» What you have to do:
Filter these entries so that only lines with the word "brands" remain.

» Stored records:
▼
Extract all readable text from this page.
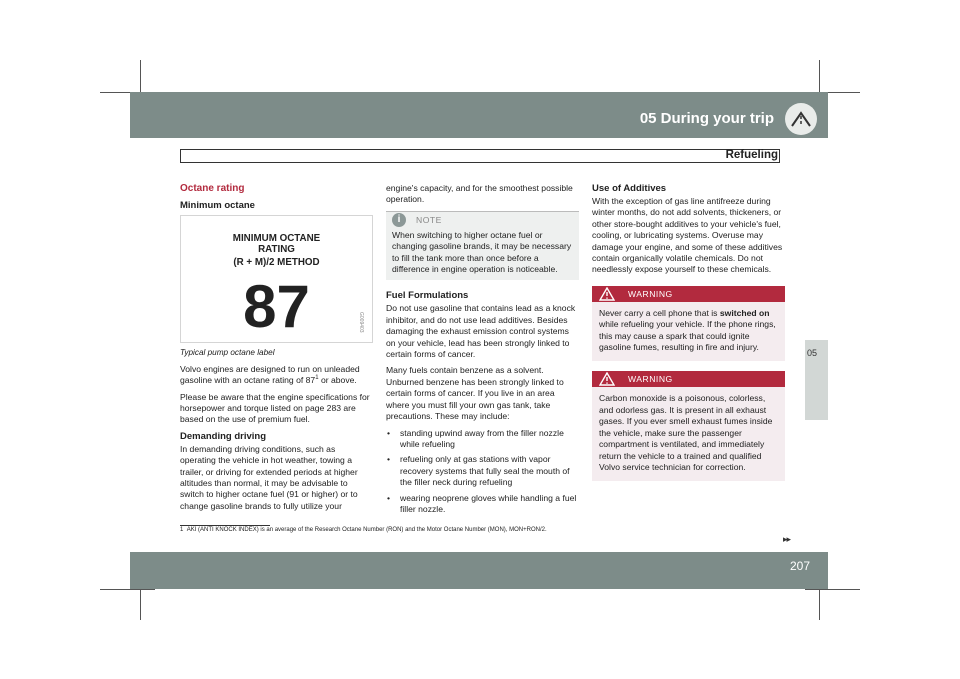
05 During your trip
Refueling
05
Octane rating
Minimum octane
MINIMUM OCTANE
RATING
(R + M)/2 METHOD
87	G009403

Typical pump octane label

Volvo engines are designed to run on unleaded gasoline with an octane rating of $87^1$ or above.

Please be aware that the engine specifications for horsepower and torque listed on page 283 are based on the use of premium fuel.

Demanding driving

In demanding driving conditions, such as operating the vehicle in hot weather, towing a trailer, or driving for extended periods at higher altitudes than normal, it may be advisable to switch to higher octane fuel (91 or higher) or to change gasoline brands to fully utilize your

engine's capacity, and for the smoothest possible operation.

i	NOTE
When switching to higher octane fuel or changing gasoline brands, it may be necessary to fill the tank more than once before a difference in engine operation is noticeable.
Fuel Formulations

Do not use gasoline that contains lead as a knock inhibitor, and do not use lead additives. Besides damaging the exhaust emission control systems on your vehicle, lead has been strongly linked to certain forms of cancer.

Many fuels contain benzene as a solvent. Unburned benzene has been strongly linked to certain forms of cancer. If you live in an area where you must fill your own gas tank, take precautions. These may include:

• standing upwind away from the filler nozzle while refueling
• refueling only at gas stations with vapor recovery systems that fully seal the mouth of the filler neck during refueling
• wearing neoprene gloves while handling a fuel filler nozzle.
Use of Additives

With the exception of gas line antifreeze during winter months, do not add solvents, thickeners, or other store-bought additives to your vehicle's fuel, cooling, or lubricating systems. Overuse may damage your engine, and some of these additives contain organically volatile chemicals. Do not needlessly expose yourself to these chemicals.

WARNING
Never carry a cell phone that is switched on while refueling your vehicle. If the phone rings, this may cause a spark that could ignite gasoline fumes, resulting in fire and injury.
WARNING
Carbon monoxide is a poisonous, colorless, and odorless gas. It is present in all exhaust gases. If you ever smell exhaust fumes inside the vehicle, make sure the passenger compartment is ventilated, and immediately return the vehicle to a trained and qualified Volvo service technician for correction.
1 AKI (ANTI KNOCK INDEX) is an average of the Research Octane Number (RON) and the Motor Octane Number (MON), MON+RON/2.
▸▸
207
▲
» Correct response:
In demanding driving conditions, such as operating the vehicle in hot weather, towing a trailer, or driving for extended periods at higher altitudes than normal, it may be advisable to switch to higher octane fuel (91 or higher) or to change gasoline brands to fully utilize your
When switching to higher octane fuel or changing gasoline brands, it may be necessary to fill the tank more than once before a difference in engine operation is noticeable.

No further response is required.